* _WHAT YOU WILL DO_
How many lines in the entries below contain the string "rheostat"? Case counts. Reply with the number only.

......

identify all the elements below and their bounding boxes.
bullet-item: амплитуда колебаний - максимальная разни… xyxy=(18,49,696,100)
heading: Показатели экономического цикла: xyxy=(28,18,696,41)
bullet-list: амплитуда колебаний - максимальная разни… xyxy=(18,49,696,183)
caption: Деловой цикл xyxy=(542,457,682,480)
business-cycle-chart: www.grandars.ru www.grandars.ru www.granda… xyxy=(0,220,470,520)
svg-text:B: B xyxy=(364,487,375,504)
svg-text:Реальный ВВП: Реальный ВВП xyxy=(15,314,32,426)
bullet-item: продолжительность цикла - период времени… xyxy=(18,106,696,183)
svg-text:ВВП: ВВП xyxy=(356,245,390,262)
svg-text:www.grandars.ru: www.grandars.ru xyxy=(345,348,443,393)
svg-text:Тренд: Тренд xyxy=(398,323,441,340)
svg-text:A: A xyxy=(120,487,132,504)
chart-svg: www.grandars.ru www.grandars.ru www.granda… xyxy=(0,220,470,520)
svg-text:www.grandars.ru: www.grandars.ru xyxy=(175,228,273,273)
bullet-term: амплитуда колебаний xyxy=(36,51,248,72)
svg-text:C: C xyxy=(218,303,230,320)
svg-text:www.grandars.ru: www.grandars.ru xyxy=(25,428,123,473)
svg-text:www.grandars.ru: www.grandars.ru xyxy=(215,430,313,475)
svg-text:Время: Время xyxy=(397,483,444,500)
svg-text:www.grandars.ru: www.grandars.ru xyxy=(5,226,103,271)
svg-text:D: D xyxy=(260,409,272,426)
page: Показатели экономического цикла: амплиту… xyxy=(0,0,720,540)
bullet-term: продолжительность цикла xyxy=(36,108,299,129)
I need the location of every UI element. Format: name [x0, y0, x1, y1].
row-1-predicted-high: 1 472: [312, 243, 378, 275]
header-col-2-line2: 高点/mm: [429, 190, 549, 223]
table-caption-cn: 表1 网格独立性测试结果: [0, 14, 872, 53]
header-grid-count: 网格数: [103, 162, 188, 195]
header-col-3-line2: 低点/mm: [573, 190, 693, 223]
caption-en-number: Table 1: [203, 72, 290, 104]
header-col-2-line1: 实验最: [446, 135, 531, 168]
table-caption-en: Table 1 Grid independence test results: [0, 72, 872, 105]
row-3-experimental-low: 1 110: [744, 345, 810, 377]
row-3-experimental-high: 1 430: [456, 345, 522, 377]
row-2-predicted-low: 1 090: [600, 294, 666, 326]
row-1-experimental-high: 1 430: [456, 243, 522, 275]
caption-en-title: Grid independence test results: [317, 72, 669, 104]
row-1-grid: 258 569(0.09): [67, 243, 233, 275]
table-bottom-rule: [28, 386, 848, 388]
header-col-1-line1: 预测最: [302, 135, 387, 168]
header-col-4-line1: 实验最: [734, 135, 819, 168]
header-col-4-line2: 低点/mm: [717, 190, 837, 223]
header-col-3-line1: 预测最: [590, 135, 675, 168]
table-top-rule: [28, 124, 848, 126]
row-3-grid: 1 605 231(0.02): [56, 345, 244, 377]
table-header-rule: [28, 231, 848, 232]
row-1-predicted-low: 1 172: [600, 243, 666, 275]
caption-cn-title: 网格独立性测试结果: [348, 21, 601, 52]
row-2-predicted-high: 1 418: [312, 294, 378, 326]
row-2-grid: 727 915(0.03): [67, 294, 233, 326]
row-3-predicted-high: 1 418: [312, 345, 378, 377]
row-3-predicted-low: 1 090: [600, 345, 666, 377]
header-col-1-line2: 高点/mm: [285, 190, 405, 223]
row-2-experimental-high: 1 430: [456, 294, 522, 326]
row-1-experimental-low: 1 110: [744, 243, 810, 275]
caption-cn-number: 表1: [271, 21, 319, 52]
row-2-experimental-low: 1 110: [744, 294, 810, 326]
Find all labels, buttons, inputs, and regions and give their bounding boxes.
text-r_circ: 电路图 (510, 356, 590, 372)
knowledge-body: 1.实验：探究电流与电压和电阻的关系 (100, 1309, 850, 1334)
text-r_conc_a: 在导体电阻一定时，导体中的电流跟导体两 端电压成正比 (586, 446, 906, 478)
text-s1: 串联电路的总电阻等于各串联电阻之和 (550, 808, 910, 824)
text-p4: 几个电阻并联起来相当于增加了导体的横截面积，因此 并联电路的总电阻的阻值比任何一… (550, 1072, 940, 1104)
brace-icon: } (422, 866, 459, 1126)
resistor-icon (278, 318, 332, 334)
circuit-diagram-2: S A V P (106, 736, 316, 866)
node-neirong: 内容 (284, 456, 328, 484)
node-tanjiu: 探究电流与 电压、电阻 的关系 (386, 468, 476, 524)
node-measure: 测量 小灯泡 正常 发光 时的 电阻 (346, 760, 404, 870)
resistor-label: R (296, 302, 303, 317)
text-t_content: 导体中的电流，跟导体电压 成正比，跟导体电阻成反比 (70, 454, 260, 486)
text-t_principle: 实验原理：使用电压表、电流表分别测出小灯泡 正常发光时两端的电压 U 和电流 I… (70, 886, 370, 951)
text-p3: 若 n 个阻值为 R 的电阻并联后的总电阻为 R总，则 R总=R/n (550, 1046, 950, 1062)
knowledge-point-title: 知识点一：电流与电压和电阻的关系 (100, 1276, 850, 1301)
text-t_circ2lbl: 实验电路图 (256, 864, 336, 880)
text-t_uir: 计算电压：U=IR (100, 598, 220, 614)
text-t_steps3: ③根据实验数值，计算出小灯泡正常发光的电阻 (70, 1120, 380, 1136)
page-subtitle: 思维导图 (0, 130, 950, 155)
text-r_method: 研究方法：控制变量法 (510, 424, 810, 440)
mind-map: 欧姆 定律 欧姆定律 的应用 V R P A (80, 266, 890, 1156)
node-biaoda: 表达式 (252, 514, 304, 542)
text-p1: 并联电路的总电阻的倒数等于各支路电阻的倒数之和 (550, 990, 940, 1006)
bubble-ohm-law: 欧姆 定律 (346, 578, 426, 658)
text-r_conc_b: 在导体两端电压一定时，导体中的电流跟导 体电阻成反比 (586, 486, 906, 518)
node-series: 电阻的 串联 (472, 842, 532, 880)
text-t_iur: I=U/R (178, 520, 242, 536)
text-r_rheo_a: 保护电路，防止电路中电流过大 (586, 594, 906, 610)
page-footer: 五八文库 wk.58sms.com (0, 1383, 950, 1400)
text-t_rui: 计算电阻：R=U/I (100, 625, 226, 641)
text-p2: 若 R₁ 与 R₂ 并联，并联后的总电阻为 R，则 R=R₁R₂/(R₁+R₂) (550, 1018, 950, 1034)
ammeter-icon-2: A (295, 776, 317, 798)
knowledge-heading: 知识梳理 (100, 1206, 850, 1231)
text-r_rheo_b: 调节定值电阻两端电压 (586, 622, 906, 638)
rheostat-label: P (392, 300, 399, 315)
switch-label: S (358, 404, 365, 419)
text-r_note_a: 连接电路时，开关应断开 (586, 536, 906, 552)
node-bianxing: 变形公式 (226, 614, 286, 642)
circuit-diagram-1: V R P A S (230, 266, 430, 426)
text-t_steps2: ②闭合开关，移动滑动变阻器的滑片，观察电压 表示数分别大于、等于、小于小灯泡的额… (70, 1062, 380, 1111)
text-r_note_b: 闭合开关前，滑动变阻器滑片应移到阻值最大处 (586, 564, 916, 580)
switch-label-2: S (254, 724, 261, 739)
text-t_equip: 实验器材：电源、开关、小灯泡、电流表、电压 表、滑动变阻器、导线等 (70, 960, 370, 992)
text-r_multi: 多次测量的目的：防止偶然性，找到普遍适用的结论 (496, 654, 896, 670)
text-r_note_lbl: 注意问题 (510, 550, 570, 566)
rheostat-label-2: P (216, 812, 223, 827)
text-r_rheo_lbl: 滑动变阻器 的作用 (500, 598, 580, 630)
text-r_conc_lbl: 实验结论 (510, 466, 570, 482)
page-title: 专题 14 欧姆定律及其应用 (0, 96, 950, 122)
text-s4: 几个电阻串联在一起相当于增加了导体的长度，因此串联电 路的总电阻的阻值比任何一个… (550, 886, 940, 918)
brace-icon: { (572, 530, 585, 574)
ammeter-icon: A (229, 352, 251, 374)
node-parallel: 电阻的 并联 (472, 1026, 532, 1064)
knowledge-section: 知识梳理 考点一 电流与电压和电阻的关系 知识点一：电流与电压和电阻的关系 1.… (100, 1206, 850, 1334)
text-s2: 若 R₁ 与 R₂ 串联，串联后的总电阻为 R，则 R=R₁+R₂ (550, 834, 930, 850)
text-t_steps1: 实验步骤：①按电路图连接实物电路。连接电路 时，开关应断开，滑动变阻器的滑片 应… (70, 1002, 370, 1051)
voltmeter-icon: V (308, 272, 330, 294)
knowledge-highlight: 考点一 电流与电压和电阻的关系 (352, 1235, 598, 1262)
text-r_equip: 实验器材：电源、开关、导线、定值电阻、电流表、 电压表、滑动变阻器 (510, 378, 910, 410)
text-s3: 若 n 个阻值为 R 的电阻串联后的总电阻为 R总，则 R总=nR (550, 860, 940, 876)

......

* _COMPLETE RESPONSE_
2